» **Passage shown**:
____

Terms

Account Compromise

An account compromise is the unauthorized use of a computer account by someone other than the account owner, without involving system-level or root-level privileges (privileges a system administrator or network manager has). An account compromise might expose the victim to serious data loss, data theft, or theft of services. The lack of root-level access means that the damage can usually be contained, but a user-level account is often an entry point for greater access to the system. (From http://www.us-cert.gov/reading_room/tocencyc.html#AccComp)

Backdoor

Also called a trapdoor. An undocumented way of gaining access to a program, online service or an entire computer system. The backdoor is written by the programmer who creates the code for the program. It is often only known by the programmer. A backdoor is a potential security risk.

Cracker

Legitimate hackers resent the association of the term hacker with criminal activity. They use the term "cracker" to describe someone who breaks into networks.

DDOS (Distributed Denail of Service)

Same concept as a Denial of Service Attack but using many systems to attack a single system at the same time, thus greatly increasing the attack. See "DOS (Denial of Service)"

Desktop Computer

A desktop computer is an independent personal computer that is made especially for use on a desk in an office or home. The term is used mainly to distinguish this type of personal computer from portable computers and laptops, but also to distinguish other types of computers like the PDA, server or mainframe. Desktops are currently the more affordable and most common computers, and are frequently used by businesses, schools, households and other organizations. Nearly all modern desktop computers are modular, meaning that the components can easily be replaced or upgraded. A desktop computer can also refer to a computer whose case is oriented horizontally (usually, the monitor is placed on top of the case). Such cases are called Desktops as opposed to Towers. (From http://en.wikipedia.org/wiki/Desktop_computer)

DOS (Denial of Service)

The goal of denial-of-service attacks is not to gain unauthorized access to machines or data, but to prevent legitimate users of a service from using it. A denial-of-service attack can come in many forms. Attackers may "flood" a network with large volumes of data or deliberately consume a scarce or limited resource, such as process control blocks or pending network connections. They may also disrupt physical components of the network or manipulate data in transit, including encrypted data. (From http://www.us-cert.gov/reading_room/tocencyc.html#Denial)

Encryption

The translation of data into a secret code. Encryption is the most effective way to achieve data security. To read an encrypted file, you must have access to a secret key or password that enables you to decrypt it. Unencrypted data is called plain text; encrypted data is referred to as cipher text. See our DOC on Encryption

Exploit

An exploit is a common term in the computer security community to refer to a piece of software that takes advantage of a bug, glitch or vulnerability, leading to privilege escalation or denial of service on a computer system. (From en.wikipedia.org/wiki/Exploit_(computer_security))

Exploitation of Trust

Computers on networks often have trust relationships with one another. For example, before executing some commands, the computer checks a set of files that specify which other computers on the network are permitted to use those commands. If attackers can forge their identity, appearing to be using the trusted computer, they may be able to gain unauthorized access to other computers.

____

[Page layout parsing data]
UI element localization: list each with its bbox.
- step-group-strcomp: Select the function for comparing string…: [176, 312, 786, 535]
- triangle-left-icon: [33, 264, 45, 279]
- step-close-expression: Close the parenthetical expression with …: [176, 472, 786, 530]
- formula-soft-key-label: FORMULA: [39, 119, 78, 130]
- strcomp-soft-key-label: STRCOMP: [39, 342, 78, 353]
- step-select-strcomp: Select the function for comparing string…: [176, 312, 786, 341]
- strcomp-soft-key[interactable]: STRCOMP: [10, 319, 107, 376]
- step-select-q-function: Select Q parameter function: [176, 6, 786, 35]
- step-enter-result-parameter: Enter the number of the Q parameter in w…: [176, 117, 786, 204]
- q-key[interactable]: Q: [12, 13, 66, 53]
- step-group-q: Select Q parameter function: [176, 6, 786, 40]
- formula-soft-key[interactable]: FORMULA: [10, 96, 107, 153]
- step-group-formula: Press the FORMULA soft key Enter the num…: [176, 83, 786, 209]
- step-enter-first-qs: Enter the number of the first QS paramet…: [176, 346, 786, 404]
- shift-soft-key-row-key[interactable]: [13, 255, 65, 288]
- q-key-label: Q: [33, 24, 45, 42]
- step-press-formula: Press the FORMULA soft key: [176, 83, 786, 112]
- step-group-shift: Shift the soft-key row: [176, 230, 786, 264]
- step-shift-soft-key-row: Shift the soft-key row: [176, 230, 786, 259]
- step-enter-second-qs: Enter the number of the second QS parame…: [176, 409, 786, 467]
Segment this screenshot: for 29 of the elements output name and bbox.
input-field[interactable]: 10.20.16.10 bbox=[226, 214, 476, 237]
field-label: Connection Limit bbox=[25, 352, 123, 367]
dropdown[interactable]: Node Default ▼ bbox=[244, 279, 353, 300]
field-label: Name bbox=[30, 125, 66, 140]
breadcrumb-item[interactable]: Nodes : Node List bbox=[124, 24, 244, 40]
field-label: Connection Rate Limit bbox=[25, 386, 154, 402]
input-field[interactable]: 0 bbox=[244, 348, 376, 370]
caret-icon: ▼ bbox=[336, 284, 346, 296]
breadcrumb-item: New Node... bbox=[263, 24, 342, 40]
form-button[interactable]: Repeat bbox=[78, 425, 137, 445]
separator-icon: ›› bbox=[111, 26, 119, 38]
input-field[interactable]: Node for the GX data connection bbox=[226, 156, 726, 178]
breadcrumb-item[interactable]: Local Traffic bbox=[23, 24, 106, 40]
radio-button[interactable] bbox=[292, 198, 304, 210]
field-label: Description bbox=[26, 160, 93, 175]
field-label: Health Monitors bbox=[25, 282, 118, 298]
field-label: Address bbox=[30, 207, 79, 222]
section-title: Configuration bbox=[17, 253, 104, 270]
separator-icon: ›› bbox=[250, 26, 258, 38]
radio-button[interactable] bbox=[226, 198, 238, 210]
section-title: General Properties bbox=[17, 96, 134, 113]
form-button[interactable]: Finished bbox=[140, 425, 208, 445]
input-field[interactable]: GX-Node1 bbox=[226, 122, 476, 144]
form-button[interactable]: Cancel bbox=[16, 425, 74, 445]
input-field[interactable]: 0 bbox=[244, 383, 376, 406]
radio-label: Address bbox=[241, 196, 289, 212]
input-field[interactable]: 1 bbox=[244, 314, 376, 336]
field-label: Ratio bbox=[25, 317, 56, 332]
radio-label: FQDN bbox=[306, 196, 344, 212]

____

» **Activity**: Continue the glossary of computer security terms with the entries that follow its last one.

» **Expected output**:
Firewall

A device or piece of software that is designed to control access to a computer or an entire network. Firewalls are often used to control who can access a system and what programs or protocols can be used. Also see Understanding Firewalls

Hacker

A hacker is a person who creates and modifies computer software and computer hardware, including computer programming, administration, and security-related items. In computer programming, a 'hacker' is a programmer who hacks or reaches a goal by employing a series of modifications to exploit or extend existing code or resources. In computer security, a hacker is a person able to exploit a system or gain unauthorized access through skill and tactics. This usually refers to a black hat hacker. There are also white hats (ethical hackers), and grey hats. (See: Hacker (computer security))

IDS (Intrusion Detection System)

An Intrusion Detection System or IDS is a software/hardware tool used to detect unauthorized access to a computer system or network. This may take the form of attacks by skilled malicious hackers, or Script kiddies using automated tools. An IDS is required to detect all types of malicious network traffic and computer usage. This includes network attacks against vulnerable services, data driven attacks on applications, host based attacks such as privilege escalation, unauthorised logins and access to sensitive files, and malware (viruses, trojan horses, and worms). For more information on IDS please refer to http://en.wikipedia.org/wiki/Intrusion-detection_system

Internet Infrastructure Attacks

These rare but serious attacks involve key components of the Internet infrastructure rather than specific systems on the Internet. Examples are network name servers, network access providers, and large archive sites on which many users depend. Widespread automated attacks can also threaten the infrastructure. Infrastructure attacks affect a large portion of the Internet and can seriously hinder the day-to-day operation of many sites. (From http://www.us-cert.gov/reading_room/tocencyc.html#InfraAtt)

IPS (Intrusion Prevention System)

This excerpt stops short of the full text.